- _What you will do_
Using the entries below, output exactly the line containing "What data populates" and all lines that follow it to the end.
======== Listed records ========
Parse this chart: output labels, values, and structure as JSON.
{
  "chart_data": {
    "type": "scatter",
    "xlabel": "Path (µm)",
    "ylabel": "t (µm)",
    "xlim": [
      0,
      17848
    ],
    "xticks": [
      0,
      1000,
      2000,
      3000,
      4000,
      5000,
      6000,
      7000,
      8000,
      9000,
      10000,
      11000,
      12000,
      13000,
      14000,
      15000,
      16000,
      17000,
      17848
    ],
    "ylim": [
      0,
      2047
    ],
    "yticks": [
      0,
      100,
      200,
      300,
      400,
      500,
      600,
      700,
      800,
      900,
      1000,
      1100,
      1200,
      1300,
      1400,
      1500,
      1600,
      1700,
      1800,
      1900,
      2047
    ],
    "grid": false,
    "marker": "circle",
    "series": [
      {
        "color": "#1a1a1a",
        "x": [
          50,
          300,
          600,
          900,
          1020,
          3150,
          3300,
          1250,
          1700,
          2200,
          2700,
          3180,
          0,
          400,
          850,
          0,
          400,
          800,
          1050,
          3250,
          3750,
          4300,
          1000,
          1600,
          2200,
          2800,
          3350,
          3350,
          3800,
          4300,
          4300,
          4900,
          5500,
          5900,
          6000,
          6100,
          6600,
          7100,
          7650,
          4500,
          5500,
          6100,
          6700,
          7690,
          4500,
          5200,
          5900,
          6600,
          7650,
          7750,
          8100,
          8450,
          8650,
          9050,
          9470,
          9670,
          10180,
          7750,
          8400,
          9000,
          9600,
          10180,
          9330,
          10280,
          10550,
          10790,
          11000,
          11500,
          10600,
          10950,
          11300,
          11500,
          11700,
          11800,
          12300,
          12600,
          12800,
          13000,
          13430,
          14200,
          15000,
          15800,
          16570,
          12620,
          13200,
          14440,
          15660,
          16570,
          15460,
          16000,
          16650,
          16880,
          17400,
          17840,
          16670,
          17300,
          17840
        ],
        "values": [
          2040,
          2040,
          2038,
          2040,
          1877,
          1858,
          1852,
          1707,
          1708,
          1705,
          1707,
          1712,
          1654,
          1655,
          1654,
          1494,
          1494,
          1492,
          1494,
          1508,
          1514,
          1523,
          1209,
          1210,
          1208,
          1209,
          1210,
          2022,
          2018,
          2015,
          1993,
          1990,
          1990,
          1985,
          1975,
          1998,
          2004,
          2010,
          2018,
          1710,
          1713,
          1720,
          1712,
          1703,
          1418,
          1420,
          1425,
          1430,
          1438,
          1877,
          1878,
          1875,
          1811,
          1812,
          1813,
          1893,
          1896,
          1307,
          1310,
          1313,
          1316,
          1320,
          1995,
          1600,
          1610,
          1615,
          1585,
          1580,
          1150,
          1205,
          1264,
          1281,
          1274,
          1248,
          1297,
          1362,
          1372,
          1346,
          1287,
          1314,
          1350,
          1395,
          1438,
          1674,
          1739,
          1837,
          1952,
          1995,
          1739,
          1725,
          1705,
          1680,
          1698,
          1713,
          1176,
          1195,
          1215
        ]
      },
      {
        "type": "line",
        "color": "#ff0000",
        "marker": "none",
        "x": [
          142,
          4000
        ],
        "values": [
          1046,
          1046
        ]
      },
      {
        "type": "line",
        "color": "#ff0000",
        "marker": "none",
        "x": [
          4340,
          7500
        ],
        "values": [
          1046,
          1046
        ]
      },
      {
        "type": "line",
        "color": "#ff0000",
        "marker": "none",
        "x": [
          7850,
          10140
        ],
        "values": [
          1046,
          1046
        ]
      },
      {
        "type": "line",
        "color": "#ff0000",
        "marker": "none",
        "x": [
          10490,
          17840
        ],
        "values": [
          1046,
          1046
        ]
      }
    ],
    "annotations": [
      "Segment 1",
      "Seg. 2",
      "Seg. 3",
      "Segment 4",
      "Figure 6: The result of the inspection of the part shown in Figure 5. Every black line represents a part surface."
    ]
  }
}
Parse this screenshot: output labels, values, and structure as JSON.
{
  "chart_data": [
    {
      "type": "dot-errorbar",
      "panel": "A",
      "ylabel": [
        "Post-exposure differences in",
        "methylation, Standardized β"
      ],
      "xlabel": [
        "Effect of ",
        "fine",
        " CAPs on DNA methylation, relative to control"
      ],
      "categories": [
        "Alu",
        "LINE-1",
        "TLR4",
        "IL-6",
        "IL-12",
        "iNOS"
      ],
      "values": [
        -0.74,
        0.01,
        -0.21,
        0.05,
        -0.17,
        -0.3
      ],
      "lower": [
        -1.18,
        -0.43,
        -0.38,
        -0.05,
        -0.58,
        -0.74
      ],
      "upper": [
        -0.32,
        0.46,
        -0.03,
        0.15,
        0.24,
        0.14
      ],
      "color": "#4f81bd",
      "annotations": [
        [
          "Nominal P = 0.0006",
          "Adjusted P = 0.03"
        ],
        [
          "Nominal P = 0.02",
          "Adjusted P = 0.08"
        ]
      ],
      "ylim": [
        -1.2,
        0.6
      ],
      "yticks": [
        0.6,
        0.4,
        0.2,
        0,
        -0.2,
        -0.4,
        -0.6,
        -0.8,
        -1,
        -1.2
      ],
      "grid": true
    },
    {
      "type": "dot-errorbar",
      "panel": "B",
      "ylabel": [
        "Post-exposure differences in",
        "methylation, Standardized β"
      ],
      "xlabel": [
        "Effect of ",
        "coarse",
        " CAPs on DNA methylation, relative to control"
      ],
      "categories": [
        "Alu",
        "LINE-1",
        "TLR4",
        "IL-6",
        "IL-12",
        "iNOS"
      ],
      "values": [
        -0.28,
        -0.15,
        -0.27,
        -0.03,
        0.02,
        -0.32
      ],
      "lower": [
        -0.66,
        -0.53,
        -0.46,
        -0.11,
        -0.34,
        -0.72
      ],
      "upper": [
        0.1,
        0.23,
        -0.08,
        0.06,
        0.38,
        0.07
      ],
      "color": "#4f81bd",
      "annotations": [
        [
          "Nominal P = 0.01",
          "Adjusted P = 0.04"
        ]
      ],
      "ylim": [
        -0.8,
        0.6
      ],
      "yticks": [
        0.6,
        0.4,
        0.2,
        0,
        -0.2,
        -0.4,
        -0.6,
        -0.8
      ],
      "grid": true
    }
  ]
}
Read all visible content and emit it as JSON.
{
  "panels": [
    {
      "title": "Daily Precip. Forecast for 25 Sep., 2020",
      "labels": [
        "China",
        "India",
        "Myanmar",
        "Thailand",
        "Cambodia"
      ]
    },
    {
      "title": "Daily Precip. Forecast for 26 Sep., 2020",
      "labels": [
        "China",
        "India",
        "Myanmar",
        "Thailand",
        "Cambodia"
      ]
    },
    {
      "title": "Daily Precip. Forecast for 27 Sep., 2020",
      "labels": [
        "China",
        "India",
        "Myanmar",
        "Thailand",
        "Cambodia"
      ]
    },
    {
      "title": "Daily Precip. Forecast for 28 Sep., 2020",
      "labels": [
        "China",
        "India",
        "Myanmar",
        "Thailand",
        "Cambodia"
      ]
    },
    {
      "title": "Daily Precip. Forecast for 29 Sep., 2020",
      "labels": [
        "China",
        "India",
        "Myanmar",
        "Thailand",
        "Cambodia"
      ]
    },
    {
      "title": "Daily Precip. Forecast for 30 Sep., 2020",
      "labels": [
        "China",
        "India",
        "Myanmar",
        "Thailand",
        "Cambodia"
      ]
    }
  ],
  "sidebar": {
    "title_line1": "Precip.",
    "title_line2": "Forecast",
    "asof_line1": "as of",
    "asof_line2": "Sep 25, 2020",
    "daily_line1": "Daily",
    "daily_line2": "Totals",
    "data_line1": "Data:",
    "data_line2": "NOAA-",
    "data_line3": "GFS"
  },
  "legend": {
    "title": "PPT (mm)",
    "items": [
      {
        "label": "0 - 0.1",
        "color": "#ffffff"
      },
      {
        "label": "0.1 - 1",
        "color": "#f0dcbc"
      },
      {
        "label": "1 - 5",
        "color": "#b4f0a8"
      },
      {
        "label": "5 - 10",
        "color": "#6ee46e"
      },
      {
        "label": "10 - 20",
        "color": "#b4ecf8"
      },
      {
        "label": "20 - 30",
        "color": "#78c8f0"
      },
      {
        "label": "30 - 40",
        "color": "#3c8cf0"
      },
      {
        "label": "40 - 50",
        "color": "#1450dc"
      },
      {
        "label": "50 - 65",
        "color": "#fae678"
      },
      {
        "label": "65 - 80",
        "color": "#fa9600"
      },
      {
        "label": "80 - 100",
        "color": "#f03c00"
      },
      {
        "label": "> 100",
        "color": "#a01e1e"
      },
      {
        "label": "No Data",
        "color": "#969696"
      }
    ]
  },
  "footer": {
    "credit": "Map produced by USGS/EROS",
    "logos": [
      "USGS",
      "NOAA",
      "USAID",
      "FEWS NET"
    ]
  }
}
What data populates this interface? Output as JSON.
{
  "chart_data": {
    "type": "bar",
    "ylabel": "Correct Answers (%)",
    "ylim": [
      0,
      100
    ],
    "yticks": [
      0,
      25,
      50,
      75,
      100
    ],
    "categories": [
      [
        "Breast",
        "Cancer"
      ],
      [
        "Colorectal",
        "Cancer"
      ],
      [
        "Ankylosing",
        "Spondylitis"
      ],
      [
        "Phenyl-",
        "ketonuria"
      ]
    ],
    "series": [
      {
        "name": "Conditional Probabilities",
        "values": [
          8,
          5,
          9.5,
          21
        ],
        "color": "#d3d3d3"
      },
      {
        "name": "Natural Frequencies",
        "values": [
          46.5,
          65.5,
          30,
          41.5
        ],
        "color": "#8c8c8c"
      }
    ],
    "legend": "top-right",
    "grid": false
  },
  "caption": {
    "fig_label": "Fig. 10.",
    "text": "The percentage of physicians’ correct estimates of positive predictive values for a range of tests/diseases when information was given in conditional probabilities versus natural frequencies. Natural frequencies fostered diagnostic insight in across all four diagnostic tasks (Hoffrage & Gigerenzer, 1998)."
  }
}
========
- _Answer to the problem_
What data populates this interface? Output as JSON.
{
  "chart_data": {
    "type": "bar",
    "ylabel": "Correct Answers (%)",
    "ylim": [
      0,
      100
    ],
    "yticks": [
      0,
      25,
      50,
      75,
      100
    ],
    "categories": [
      [
        "Breast",
        "Cancer"
      ],
      [
        "Colorectal",
        "Cancer"
      ],
      [
        "Ankylosing",
        "Spondylitis"
      ],
      [
        "Phenyl-",
        "ketonuria"
      ]
    ],
    "series": [
      {
        "name": "Conditional Probabilities",
        "values": [
          8,
          5,
          9.5,
          21
        ],
        "color": "#d3d3d3"
      },
      {
        "name": "Natural Frequencies",
        "values": [
          46.5,
          65.5,
          30,
          41.5
        ],
        "color": "#8c8c8c"
      }
    ],
    "legend": "top-right",
    "grid": false
  },
  "caption": {
    "fig_label": "Fig. 10.",
    "text": "The percentage of physicians’ correct estimates of positive predictive values for a range of tests/diseases when information was given in conditional probabilities versus natural frequencies. Natural frequencies fostered diagnostic insight in across all four diagnostic tasks (Hoffrage & Gigerenzer, 1998)."
  }
}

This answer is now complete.